** start RECORD LIST **

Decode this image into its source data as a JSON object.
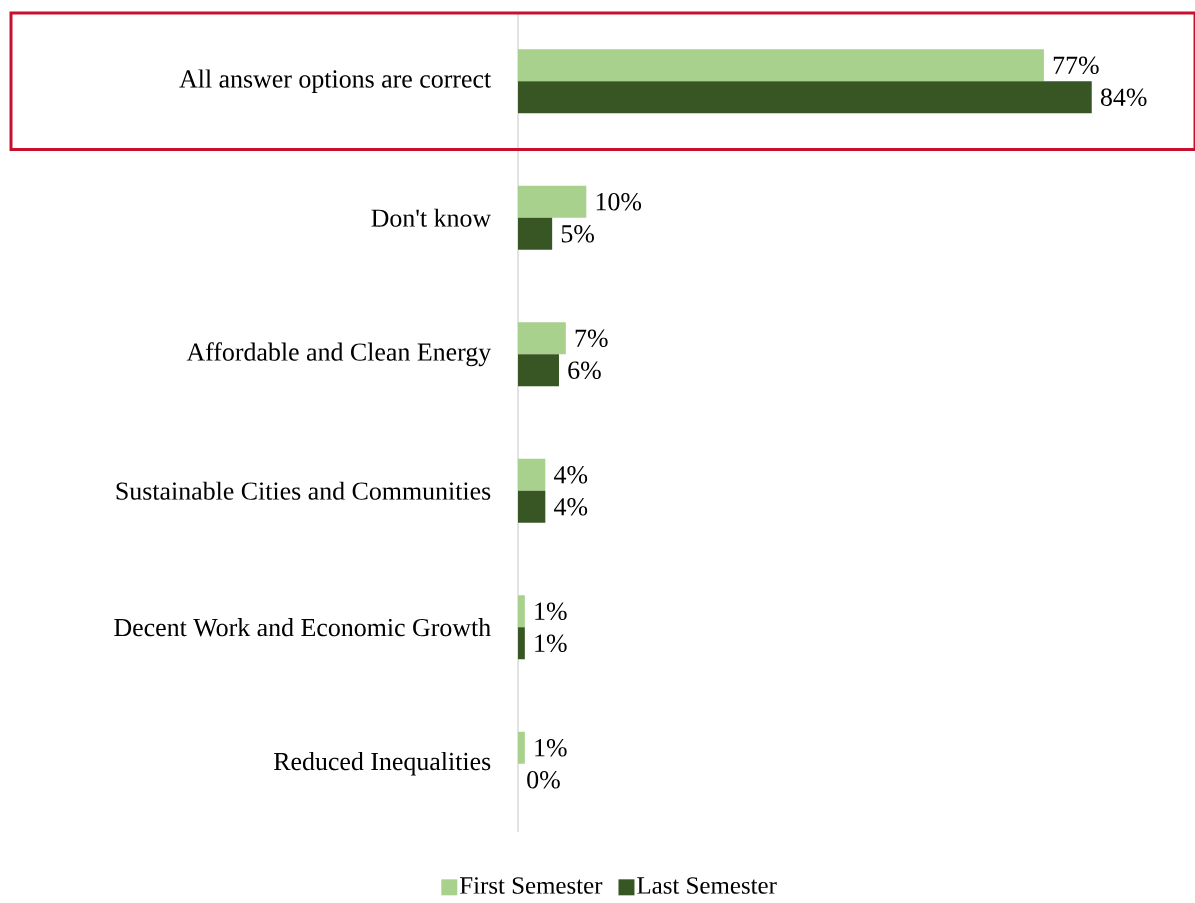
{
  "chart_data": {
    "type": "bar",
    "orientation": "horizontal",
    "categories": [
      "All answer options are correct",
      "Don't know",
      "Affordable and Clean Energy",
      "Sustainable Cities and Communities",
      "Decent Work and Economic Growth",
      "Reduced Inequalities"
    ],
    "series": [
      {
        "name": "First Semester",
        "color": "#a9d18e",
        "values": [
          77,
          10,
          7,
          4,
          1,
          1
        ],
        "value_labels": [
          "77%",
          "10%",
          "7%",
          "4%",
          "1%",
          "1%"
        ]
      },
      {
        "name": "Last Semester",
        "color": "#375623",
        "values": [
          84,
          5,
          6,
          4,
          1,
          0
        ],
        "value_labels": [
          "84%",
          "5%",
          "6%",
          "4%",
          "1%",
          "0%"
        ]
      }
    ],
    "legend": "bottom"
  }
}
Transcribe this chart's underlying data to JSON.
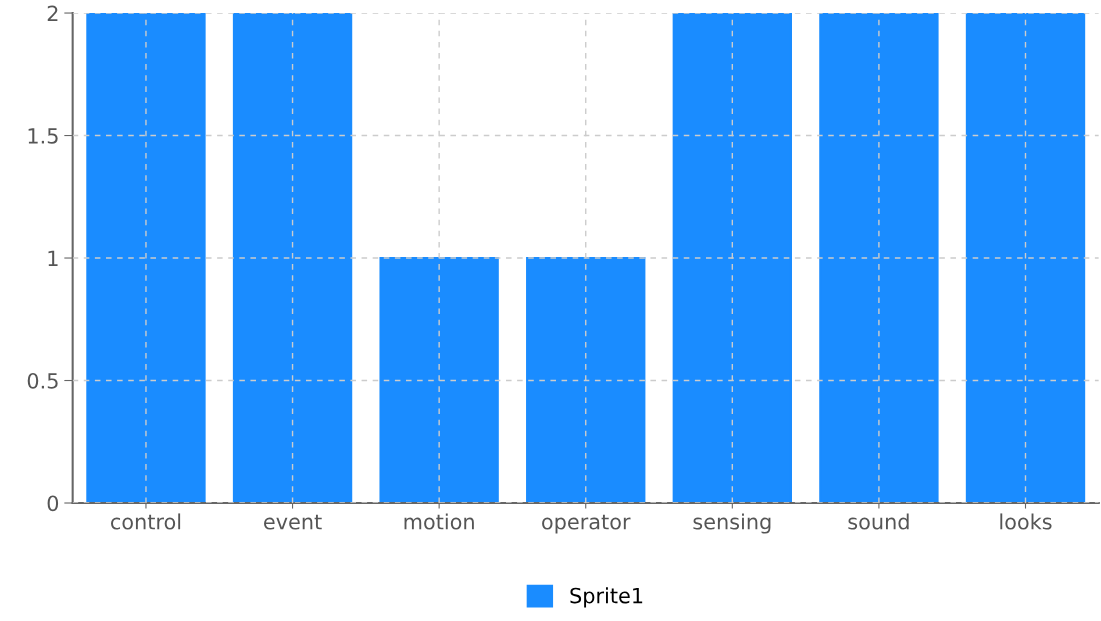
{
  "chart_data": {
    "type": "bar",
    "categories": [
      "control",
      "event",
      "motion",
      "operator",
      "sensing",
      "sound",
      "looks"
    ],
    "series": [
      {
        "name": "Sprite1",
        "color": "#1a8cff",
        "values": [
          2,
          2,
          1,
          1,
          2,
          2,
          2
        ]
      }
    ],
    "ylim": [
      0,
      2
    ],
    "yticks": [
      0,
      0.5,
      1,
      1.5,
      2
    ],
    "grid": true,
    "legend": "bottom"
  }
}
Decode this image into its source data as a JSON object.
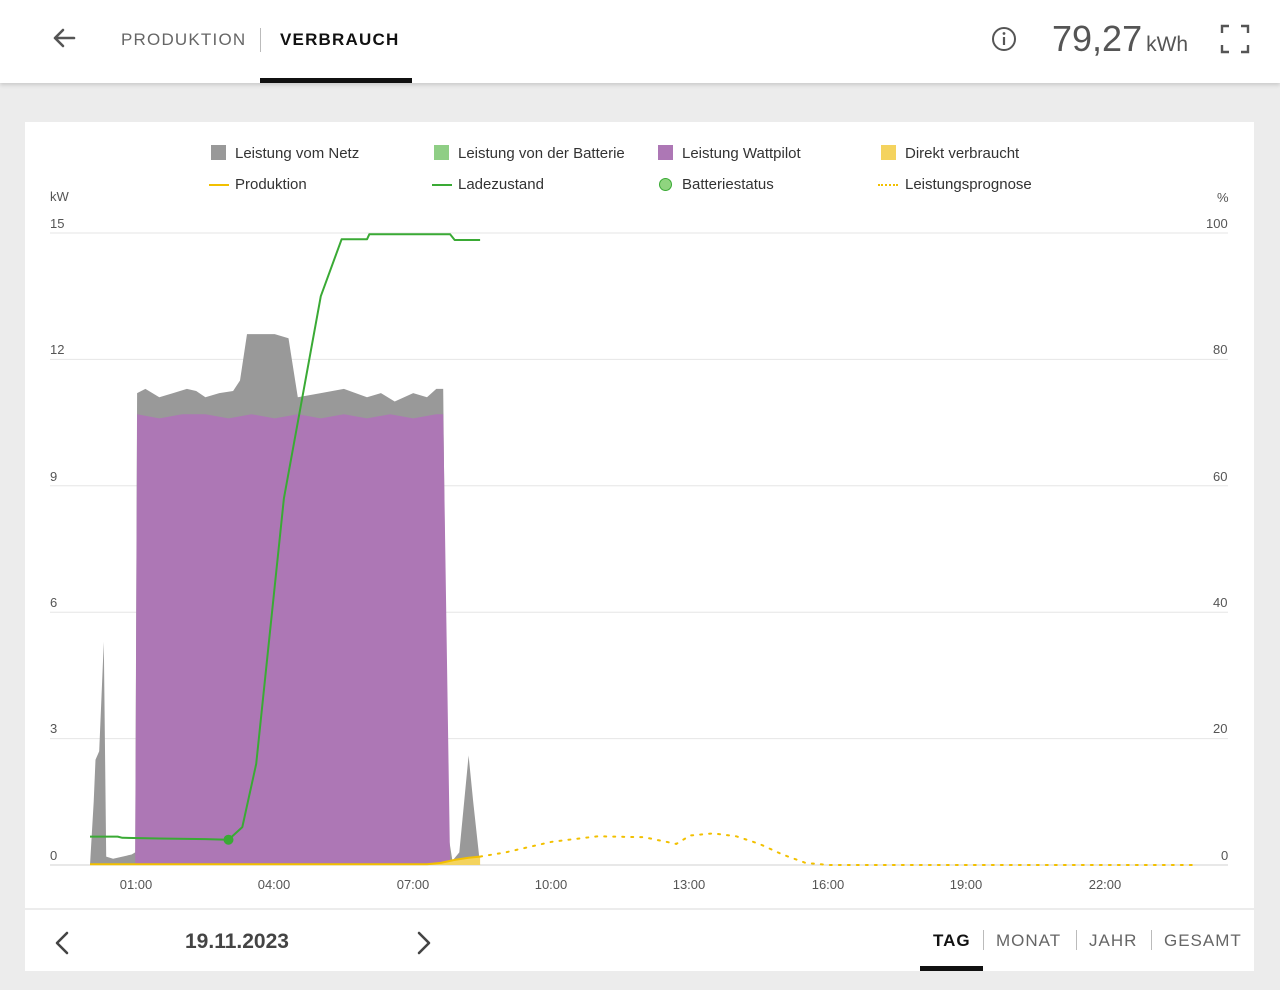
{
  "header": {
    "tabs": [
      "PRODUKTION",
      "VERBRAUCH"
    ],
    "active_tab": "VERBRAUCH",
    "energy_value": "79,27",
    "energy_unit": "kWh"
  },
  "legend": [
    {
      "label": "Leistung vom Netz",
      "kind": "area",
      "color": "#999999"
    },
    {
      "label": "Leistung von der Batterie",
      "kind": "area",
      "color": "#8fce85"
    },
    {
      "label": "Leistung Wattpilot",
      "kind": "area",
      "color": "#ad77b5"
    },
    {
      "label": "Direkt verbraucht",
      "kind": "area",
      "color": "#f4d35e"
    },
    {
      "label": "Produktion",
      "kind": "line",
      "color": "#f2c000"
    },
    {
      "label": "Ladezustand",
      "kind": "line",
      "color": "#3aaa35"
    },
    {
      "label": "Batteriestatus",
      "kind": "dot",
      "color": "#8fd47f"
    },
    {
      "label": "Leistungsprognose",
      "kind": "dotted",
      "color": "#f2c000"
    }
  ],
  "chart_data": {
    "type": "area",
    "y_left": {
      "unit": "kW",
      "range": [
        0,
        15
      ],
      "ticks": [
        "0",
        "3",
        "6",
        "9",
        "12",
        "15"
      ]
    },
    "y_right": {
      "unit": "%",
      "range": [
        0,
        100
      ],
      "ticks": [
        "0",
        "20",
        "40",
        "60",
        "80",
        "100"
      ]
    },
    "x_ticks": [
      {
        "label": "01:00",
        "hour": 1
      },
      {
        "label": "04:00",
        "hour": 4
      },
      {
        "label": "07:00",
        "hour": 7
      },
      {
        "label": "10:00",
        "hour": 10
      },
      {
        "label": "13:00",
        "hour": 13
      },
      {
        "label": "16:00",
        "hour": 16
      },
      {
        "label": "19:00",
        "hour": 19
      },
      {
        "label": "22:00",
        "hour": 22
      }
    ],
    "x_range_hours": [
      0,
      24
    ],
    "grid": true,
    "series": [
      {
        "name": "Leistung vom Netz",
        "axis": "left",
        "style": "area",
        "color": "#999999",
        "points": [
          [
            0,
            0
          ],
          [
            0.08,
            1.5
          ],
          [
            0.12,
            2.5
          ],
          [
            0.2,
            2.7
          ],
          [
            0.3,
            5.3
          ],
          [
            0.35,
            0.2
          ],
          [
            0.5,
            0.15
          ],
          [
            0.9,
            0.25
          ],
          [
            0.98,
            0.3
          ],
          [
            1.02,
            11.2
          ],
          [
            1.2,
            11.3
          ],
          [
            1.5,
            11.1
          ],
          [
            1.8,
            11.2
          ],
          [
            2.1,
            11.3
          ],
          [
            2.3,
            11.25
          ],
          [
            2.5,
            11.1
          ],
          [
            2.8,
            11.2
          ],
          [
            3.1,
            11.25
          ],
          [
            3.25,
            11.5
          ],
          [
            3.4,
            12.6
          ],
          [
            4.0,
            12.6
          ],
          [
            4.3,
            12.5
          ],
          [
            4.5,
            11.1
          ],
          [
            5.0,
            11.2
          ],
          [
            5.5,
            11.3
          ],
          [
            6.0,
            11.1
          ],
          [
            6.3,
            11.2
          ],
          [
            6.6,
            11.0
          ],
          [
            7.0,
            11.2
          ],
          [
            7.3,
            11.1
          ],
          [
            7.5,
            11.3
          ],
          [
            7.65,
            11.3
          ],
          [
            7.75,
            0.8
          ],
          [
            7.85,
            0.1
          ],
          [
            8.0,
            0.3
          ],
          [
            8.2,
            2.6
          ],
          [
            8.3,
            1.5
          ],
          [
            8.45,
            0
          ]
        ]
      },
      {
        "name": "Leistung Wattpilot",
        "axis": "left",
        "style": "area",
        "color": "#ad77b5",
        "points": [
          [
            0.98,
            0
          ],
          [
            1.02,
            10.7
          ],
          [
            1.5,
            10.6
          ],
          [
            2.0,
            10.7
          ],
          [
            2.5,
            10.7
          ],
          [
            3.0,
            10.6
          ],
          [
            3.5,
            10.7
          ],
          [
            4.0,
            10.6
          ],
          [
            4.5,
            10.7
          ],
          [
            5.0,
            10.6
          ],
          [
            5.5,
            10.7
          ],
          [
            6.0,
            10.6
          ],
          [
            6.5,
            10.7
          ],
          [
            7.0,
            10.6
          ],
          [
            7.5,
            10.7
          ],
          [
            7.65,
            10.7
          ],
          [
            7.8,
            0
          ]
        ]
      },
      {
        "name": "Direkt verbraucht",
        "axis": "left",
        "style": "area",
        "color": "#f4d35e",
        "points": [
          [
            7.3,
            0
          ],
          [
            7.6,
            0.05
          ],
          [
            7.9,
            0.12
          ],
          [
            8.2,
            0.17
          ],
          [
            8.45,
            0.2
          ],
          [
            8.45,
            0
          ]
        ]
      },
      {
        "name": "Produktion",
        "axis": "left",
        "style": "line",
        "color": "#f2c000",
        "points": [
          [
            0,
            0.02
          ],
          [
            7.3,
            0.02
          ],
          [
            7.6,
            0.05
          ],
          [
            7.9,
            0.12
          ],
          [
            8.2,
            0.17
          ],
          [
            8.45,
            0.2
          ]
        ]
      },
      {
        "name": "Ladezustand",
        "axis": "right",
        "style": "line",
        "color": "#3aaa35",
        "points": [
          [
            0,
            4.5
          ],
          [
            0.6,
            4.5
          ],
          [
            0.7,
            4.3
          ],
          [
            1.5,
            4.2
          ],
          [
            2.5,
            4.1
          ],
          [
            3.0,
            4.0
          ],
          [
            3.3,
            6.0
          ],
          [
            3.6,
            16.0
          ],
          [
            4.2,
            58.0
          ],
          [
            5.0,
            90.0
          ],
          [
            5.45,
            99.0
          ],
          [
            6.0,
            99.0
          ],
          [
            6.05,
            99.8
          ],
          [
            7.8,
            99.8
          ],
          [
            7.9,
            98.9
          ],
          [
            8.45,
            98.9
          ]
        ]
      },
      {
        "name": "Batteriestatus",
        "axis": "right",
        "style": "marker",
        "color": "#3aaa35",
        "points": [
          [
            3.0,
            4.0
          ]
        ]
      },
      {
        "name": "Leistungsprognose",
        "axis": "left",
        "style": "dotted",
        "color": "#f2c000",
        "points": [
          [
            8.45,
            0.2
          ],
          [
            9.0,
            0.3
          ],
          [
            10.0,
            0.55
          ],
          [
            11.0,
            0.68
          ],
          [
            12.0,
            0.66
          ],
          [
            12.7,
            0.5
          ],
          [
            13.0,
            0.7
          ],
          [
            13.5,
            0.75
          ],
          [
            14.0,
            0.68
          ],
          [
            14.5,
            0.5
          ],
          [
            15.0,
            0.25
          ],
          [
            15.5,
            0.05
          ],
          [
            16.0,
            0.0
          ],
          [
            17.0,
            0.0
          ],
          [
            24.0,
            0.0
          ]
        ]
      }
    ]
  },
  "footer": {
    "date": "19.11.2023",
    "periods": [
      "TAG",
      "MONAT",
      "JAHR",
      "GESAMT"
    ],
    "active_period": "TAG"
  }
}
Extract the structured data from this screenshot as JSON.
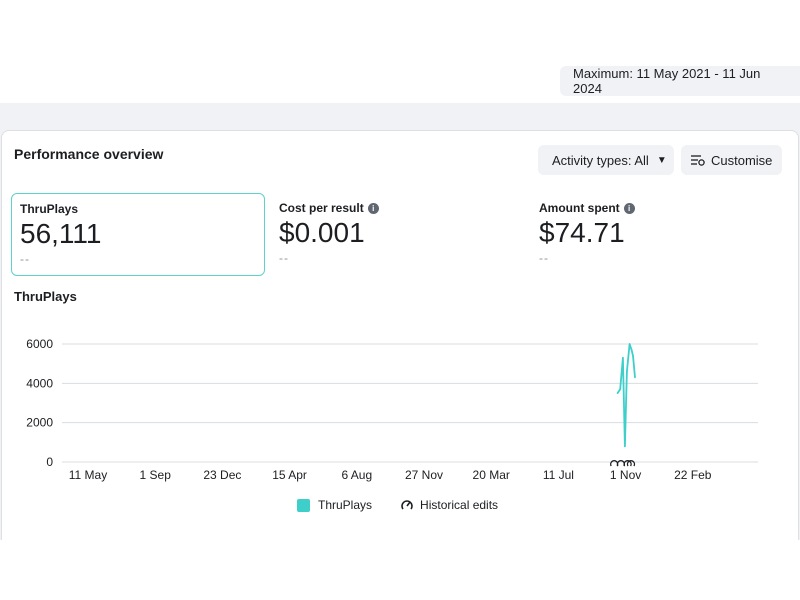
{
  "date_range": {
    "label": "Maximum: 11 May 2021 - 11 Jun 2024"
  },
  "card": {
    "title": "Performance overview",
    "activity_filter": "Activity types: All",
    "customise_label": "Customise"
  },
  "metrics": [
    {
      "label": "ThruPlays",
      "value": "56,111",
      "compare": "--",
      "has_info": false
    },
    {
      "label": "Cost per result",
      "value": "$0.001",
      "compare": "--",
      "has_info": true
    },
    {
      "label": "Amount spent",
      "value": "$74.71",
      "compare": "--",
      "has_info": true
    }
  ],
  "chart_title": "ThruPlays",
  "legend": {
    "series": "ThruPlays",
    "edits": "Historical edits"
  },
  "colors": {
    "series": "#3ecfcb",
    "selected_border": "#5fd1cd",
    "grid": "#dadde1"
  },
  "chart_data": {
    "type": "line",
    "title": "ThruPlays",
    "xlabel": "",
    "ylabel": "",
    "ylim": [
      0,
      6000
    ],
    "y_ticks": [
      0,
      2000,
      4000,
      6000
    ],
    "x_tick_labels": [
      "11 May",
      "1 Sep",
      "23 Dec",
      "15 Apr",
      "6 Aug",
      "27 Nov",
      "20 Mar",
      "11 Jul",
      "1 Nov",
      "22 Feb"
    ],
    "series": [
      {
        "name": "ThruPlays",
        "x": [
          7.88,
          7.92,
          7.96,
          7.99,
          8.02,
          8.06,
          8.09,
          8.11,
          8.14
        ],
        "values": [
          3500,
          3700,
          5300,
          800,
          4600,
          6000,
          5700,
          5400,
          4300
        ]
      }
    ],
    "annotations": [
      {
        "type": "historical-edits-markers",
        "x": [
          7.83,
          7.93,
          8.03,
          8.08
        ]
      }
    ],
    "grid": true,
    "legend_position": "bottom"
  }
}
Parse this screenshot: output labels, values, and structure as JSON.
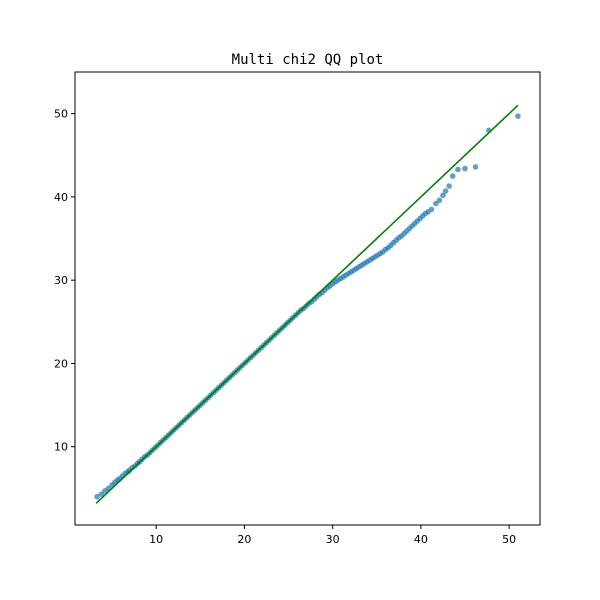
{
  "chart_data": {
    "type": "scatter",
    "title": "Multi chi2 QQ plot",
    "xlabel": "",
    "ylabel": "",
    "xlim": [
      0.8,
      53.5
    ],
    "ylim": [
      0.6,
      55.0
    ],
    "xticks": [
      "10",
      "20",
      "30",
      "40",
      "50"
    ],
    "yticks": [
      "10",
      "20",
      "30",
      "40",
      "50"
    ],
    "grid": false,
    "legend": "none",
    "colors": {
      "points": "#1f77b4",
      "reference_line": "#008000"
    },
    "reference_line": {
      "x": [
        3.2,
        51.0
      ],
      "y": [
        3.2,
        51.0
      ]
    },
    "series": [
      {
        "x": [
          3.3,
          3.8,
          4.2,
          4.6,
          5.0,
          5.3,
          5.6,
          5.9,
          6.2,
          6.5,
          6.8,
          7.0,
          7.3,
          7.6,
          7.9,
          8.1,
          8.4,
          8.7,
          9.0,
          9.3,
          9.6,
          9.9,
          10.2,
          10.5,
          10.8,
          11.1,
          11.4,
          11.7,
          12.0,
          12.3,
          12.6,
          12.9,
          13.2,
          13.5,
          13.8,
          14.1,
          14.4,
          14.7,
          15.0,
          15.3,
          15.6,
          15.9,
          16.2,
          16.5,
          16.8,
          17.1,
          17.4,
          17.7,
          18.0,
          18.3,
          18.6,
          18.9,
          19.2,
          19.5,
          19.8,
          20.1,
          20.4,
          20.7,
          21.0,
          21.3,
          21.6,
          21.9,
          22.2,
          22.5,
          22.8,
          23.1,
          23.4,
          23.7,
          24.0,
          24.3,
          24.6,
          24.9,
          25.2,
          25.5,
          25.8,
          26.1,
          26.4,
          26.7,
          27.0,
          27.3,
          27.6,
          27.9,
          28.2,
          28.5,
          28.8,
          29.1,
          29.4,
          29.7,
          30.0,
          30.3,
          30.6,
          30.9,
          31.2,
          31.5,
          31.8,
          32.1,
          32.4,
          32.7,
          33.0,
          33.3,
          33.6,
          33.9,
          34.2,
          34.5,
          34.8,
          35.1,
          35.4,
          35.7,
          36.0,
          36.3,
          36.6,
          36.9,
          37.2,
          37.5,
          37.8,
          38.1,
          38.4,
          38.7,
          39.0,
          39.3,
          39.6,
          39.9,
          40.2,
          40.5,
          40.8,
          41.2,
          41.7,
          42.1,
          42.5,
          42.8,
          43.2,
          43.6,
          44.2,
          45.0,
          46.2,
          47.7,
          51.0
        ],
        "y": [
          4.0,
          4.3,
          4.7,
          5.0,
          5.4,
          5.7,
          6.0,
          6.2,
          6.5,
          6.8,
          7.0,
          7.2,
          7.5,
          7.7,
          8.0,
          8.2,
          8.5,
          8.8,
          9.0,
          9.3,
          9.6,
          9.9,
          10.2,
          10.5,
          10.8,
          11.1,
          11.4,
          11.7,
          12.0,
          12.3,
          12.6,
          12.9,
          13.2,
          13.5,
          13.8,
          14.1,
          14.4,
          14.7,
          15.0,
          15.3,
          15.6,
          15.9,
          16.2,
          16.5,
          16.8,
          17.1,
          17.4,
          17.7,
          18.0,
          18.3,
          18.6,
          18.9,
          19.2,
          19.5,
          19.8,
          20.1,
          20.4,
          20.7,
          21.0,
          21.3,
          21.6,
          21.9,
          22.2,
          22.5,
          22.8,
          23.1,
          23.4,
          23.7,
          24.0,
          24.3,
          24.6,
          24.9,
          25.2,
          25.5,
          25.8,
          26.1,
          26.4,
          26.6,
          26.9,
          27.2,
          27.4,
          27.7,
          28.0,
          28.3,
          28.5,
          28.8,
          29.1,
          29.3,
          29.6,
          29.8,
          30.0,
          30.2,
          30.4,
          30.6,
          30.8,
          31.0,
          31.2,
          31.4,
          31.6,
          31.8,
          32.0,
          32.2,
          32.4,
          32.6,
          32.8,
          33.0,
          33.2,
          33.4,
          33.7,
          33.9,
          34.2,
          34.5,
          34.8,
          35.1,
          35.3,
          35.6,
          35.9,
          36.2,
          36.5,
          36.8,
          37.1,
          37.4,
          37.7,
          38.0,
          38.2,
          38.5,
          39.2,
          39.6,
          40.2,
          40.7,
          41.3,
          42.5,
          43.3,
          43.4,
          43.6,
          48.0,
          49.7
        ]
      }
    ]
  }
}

** end RECORD LIST **

[GIVEN REQUEST] Looking at the records above, tally the lines holding "edits" and reply with that number only.

[WRITTEN REPLY] 2